• Extracted records
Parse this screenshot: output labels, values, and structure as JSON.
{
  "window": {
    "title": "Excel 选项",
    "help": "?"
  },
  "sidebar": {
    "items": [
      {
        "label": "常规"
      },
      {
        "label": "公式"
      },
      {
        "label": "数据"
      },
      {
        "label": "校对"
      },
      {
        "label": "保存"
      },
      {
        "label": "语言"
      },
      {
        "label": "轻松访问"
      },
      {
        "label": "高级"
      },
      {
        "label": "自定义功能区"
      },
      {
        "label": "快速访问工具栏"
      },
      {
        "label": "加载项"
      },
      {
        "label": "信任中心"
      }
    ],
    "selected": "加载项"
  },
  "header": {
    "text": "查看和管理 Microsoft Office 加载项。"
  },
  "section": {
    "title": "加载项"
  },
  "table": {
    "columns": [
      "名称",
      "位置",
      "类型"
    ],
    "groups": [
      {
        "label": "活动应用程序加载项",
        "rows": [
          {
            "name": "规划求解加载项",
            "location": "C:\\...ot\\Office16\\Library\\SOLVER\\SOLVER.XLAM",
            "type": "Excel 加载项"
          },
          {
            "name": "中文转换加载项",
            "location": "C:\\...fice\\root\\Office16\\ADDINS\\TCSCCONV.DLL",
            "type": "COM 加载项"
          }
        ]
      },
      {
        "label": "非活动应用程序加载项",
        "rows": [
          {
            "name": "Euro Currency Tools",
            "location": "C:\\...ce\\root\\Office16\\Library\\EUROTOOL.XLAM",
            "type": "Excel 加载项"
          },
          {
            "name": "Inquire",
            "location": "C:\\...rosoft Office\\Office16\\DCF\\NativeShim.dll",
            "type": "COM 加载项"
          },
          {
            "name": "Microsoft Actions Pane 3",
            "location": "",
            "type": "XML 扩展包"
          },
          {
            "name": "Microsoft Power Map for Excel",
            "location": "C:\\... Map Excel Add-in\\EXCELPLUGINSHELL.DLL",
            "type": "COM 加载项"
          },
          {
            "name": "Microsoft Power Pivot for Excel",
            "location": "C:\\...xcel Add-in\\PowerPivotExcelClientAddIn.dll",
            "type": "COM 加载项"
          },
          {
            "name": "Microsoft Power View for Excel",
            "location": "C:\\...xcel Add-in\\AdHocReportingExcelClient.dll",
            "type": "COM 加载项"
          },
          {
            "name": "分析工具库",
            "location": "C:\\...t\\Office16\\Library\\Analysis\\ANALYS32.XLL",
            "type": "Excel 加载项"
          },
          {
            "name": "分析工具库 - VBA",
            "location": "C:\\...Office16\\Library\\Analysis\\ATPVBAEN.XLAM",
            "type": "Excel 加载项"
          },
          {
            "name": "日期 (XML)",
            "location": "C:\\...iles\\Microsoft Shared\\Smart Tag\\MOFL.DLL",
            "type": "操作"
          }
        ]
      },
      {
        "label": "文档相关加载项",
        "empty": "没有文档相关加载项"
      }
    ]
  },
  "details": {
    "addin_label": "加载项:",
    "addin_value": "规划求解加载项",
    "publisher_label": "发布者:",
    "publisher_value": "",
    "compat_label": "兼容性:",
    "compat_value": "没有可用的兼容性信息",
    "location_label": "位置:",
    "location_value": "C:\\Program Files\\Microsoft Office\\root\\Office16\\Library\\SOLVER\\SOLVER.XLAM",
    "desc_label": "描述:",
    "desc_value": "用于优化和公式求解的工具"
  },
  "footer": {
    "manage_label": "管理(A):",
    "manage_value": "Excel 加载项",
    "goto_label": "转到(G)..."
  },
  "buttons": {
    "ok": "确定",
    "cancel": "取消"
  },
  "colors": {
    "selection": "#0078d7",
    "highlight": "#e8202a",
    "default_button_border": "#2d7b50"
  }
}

• What to produce
From the listing above, return each line with the word "root".

• Output of the task
            "location": "C:\\...fice\\root\\Office16\\ADDINS\\TCSCCONV.DLL",
            "location": "C:\\...ce\\root\\Office16\\Library\\EUROTOOL.XLAM",
    "location_value": "C:\\Program Files\\Microsoft Office\\root\\Office16\\Library\\SOLVER\\SOLVER.XLAM",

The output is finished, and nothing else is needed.